--- begin ---

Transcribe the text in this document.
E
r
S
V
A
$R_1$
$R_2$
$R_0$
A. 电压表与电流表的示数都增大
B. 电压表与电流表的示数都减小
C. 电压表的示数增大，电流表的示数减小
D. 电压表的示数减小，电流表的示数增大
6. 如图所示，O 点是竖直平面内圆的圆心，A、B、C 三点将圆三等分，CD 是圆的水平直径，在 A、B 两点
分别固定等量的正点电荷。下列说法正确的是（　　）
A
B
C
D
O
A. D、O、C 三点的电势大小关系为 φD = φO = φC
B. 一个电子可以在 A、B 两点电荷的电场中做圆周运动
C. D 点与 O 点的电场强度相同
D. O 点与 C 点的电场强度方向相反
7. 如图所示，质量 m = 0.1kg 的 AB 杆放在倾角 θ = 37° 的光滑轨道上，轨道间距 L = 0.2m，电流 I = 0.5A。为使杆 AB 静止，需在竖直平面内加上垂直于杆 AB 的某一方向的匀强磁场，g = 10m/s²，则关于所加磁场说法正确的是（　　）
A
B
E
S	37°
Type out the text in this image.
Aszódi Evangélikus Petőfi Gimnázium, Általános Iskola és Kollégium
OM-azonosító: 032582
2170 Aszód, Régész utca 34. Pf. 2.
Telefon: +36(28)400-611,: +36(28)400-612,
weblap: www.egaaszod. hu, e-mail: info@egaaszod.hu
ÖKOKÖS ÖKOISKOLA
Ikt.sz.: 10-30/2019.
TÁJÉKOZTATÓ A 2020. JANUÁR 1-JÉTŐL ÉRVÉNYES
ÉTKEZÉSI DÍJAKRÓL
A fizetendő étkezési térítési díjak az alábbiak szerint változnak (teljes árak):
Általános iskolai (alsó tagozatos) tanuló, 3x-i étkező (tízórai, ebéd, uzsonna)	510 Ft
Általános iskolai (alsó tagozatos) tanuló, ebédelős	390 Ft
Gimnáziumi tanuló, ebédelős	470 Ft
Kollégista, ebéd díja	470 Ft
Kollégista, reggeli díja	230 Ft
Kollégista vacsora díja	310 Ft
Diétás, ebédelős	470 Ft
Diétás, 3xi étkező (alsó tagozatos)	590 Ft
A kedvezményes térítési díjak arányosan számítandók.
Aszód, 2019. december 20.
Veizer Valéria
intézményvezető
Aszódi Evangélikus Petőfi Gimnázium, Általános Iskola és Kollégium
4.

--- end ---

**What the exercise asks:** Tally up the lines of the listing containing the word "iskolai". Give only the total.

**Task response:** 2